WHAT YOU NEED TO DO: Output all records precisely as written.

[start DATA SUPPLIED]

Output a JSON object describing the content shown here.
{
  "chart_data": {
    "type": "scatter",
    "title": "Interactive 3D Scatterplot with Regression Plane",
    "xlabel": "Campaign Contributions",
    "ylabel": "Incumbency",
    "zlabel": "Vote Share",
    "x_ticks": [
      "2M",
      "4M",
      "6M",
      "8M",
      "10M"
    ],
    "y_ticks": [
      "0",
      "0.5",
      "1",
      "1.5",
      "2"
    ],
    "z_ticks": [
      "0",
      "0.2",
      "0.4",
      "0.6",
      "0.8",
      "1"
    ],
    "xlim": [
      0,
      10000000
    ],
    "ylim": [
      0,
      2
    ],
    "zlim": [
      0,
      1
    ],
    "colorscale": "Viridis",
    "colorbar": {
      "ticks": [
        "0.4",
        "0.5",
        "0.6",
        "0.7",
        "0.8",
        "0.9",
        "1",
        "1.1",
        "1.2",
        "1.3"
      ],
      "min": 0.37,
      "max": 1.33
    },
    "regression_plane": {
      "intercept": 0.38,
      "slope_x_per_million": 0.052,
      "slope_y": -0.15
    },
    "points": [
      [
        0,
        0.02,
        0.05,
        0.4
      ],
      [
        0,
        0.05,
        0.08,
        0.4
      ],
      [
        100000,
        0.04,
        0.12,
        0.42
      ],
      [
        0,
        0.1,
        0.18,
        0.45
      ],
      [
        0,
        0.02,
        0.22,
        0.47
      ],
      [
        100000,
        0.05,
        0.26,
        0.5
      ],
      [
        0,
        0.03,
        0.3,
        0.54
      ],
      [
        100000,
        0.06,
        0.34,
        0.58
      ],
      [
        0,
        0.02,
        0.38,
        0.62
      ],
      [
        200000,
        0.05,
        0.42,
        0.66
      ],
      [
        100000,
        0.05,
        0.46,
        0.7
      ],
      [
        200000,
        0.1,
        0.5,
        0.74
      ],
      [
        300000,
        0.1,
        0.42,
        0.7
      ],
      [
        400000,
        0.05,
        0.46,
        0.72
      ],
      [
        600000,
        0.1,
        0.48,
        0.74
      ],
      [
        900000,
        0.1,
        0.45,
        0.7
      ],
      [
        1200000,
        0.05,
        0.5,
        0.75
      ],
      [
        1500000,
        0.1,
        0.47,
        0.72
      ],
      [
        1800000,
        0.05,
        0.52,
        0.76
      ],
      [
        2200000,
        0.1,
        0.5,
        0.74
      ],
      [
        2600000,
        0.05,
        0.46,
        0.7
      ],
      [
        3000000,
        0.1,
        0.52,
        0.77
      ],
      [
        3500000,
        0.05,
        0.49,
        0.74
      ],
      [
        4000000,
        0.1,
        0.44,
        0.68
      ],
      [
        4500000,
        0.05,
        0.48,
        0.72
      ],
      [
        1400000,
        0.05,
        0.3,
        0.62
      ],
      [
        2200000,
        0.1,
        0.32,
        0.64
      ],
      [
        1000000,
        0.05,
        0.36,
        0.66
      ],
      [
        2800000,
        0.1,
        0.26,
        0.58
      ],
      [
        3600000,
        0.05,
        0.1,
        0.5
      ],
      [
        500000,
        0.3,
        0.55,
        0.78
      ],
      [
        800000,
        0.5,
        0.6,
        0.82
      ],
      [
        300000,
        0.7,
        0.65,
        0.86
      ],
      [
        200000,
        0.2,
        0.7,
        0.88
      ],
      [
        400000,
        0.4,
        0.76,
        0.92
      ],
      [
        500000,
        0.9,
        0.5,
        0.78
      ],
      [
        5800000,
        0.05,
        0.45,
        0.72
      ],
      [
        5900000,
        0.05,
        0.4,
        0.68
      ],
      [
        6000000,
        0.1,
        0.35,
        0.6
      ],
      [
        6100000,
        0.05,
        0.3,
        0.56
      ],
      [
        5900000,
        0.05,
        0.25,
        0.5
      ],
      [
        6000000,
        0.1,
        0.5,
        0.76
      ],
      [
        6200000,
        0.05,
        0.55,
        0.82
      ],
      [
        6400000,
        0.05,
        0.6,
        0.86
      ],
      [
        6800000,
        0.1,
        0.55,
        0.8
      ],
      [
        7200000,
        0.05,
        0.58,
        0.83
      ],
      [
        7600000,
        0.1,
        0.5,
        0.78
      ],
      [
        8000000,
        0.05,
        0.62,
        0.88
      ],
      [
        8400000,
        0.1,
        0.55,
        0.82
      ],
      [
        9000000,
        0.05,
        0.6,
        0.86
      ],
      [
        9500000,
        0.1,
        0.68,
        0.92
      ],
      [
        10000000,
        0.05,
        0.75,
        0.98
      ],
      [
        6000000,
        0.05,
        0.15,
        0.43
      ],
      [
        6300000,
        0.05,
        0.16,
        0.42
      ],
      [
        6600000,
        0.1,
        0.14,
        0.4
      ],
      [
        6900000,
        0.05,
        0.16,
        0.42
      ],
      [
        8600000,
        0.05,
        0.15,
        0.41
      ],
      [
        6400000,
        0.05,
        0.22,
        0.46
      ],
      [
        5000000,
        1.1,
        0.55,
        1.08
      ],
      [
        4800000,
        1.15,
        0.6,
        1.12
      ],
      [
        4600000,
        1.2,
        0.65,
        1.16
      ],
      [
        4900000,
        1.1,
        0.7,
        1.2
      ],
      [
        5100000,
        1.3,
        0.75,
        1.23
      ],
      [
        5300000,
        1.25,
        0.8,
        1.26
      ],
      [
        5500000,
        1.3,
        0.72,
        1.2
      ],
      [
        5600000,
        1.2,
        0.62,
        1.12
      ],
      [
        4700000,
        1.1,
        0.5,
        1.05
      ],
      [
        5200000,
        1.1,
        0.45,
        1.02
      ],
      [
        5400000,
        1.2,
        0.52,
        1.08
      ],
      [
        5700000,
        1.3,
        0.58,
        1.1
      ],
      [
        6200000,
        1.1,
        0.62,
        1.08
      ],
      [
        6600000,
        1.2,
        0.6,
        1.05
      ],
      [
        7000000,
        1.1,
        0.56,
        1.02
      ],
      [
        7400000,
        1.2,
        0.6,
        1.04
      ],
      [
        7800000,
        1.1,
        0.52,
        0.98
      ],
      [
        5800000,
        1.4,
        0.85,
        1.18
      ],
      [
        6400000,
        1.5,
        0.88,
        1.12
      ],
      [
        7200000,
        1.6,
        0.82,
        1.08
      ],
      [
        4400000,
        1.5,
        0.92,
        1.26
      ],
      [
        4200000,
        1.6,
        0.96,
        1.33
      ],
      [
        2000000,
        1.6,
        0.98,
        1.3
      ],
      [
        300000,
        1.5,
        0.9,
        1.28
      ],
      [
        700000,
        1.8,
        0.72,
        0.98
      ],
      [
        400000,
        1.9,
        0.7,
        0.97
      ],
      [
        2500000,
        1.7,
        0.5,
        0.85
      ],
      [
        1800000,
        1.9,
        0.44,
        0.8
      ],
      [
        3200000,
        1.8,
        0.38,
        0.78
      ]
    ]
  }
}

[end DATA SUPPLIED]

RESPONSE TO THIS EXERCISE:
Output a JSON object describing the content shown here.
{
  "chart_data": {
    "type": "scatter",
    "title": "Interactive 3D Scatterplot with Regression Plane",
    "xlabel": "Campaign Contributions",
    "ylabel": "Incumbency",
    "zlabel": "Vote Share",
    "x_ticks": [
      "2M",
      "4M",
      "6M",
      "8M",
      "10M"
    ],
    "y_ticks": [
      "0",
      "0.5",
      "1",
      "1.5",
      "2"
    ],
    "z_ticks": [
      "0",
      "0.2",
      "0.4",
      "0.6",
      "0.8",
      "1"
    ],
    "xlim": [
      0,
      10000000
    ],
    "ylim": [
      0,
      2
    ],
    "zlim": [
      0,
      1
    ],
    "colorscale": "Viridis",
    "colorbar": {
      "ticks": [
        "0.4",
        "0.5",
        "0.6",
        "0.7",
        "0.8",
        "0.9",
        "1",
        "1.1",
        "1.2",
        "1.3"
      ],
      "min": 0.37,
      "max": 1.33
    },
    "regression_plane": {
      "intercept": 0.38,
      "slope_x_per_million": 0.052,
      "slope_y": -0.15
    },
    "points": [
      [
        0,
        0.02,
        0.05,
        0.4
      ],
      [
        0,
        0.05,
        0.08,
        0.4
      ],
      [
        100000,
        0.04,
        0.12,
        0.42
      ],
      [
        0,
        0.1,
        0.18,
        0.45
      ],
      [
        0,
        0.02,
        0.22,
        0.47
      ],
      [
        100000,
        0.05,
        0.26,
        0.5
      ],
      [
        0,
        0.03,
        0.3,
        0.54
      ],
      [
        100000,
        0.06,
        0.34,
        0.58
      ],
      [
        0,
        0.02,
        0.38,
        0.62
      ],
      [
        200000,
        0.05,
        0.42,
        0.66
      ],
      [
        100000,
        0.05,
        0.46,
        0.7
      ],
      [
        200000,
        0.1,
        0.5,
        0.74
      ],
      [
        300000,
        0.1,
        0.42,
        0.7
      ],
      [
        400000,
        0.05,
        0.46,
        0.72
      ],
      [
        600000,
        0.1,
        0.48,
        0.74
      ],
      [
        900000,
        0.1,
        0.45,
        0.7
      ],
      [
        1200000,
        0.05,
        0.5,
        0.75
      ],
      [
        1500000,
        0.1,
        0.47,
        0.72
      ],
      [
        1800000,
        0.05,
        0.52,
        0.76
      ],
      [
        2200000,
        0.1,
        0.5,
        0.74
      ],
      [
        2600000,
        0.05,
        0.46,
        0.7
      ],
      [
        3000000,
        0.1,
        0.52,
        0.77
      ],
      [
        3500000,
        0.05,
        0.49,
        0.74
      ],
      [
        4000000,
        0.1,
        0.44,
        0.68
      ],
      [
        4500000,
        0.05,
        0.48,
        0.72
      ],
      [
        1400000,
        0.05,
        0.3,
        0.62
      ],
      [
        2200000,
        0.1,
        0.32,
        0.64
      ],
      [
        1000000,
        0.05,
        0.36,
        0.66
      ],
      [
        2800000,
        0.1,
        0.26,
        0.58
      ],
      [
        3600000,
        0.05,
        0.1,
        0.5
      ],
      [
        500000,
        0.3,
        0.55,
        0.78
      ],
      [
        800000,
        0.5,
        0.6,
        0.82
      ],
      [
        300000,
        0.7,
        0.65,
        0.86
      ],
      [
        200000,
        0.2,
        0.7,
        0.88
      ],
      [
        400000,
        0.4,
        0.76,
        0.92
      ],
      [
        500000,
        0.9,
        0.5,
        0.78
      ],
      [
        5800000,
        0.05,
        0.45,
        0.72
      ],
      [
        5900000,
        0.05,
        0.4,
        0.68
      ],
      [
        6000000,
        0.1,
        0.35,
        0.6
      ],
      [
        6100000,
        0.05,
        0.3,
        0.56
      ],
      [
        5900000,
        0.05,
        0.25,
        0.5
      ],
      [
        6000000,
        0.1,
        0.5,
        0.76
      ],
      [
        6200000,
        0.05,
        0.55,
        0.82
      ],
      [
        6400000,
        0.05,
        0.6,
        0.86
      ],
      [
        6800000,
        0.1,
        0.55,
        0.8
      ],
      [
        7200000,
        0.05,
        0.58,
        0.83
      ],
      [
        7600000,
        0.1,
        0.5,
        0.78
      ],
      [
        8000000,
        0.05,
        0.62,
        0.88
      ],
      [
        8400000,
        0.1,
        0.55,
        0.82
      ],
      [
        9000000,
        0.05,
        0.6,
        0.86
      ],
      [
        9500000,
        0.1,
        0.68,
        0.92
      ],
      [
        10000000,
        0.05,
        0.75,
        0.98
      ],
      [
        6000000,
        0.05,
        0.15,
        0.43
      ],
      [
        6300000,
        0.05,
        0.16,
        0.42
      ],
      [
        6600000,
        0.1,
        0.14,
        0.4
      ],
      [
        6900000,
        0.05,
        0.16,
        0.42
      ],
      [
        8600000,
        0.05,
        0.15,
        0.41
      ],
      [
        6400000,
        0.05,
        0.22,
        0.46
      ],
      [
        5000000,
        1.1,
        0.55,
        1.08
      ],
      [
        4800000,
        1.15,
        0.6,
        1.12
      ],
      [
        4600000,
        1.2,
        0.65,
        1.16
      ],
      [
        4900000,
        1.1,
        0.7,
        1.2
      ],
      [
        5100000,
        1.3,
        0.75,
        1.23
      ],
      [
        5300000,
        1.25,
        0.8,
        1.26
      ],
      [
        5500000,
        1.3,
        0.72,
        1.2
      ],
      [
        5600000,
        1.2,
        0.62,
        1.12
      ],
      [
        4700000,
        1.1,
        0.5,
        1.05
      ],
      [
        5200000,
        1.1,
        0.45,
        1.02
      ],
      [
        5400000,
        1.2,
        0.52,
        1.08
      ],
      [
        5700000,
        1.3,
        0.58,
        1.1
      ],
      [
        6200000,
        1.1,
        0.62,
        1.08
      ],
      [
        6600000,
        1.2,
        0.6,
        1.05
      ],
      [
        7000000,
        1.1,
        0.56,
        1.02
      ],
      [
        7400000,
        1.2,
        0.6,
        1.04
      ],
      [
        7800000,
        1.1,
        0.52,
        0.98
      ],
      [
        5800000,
        1.4,
        0.85,
        1.18
      ],
      [
        6400000,
        1.5,
        0.88,
        1.12
      ],
      [
        7200000,
        1.6,
        0.82,
        1.08
      ],
      [
        4400000,
        1.5,
        0.92,
        1.26
      ],
      [
        4200000,
        1.6,
        0.96,
        1.33
      ],
      [
        2000000,
        1.6,
        0.98,
        1.3
      ],
      [
        300000,
        1.5,
        0.9,
        1.28
      ],
      [
        700000,
        1.8,
        0.72,
        0.98
      ],
      [
        400000,
        1.9,
        0.7,
        0.97
      ],
      [
        2500000,
        1.7,
        0.5,
        0.85
      ],
      [
        1800000,
        1.9,
        0.44,
        0.8
      ],
      [
        3200000,
        1.8,
        0.38,
        0.78
      ]
    ]
  }
}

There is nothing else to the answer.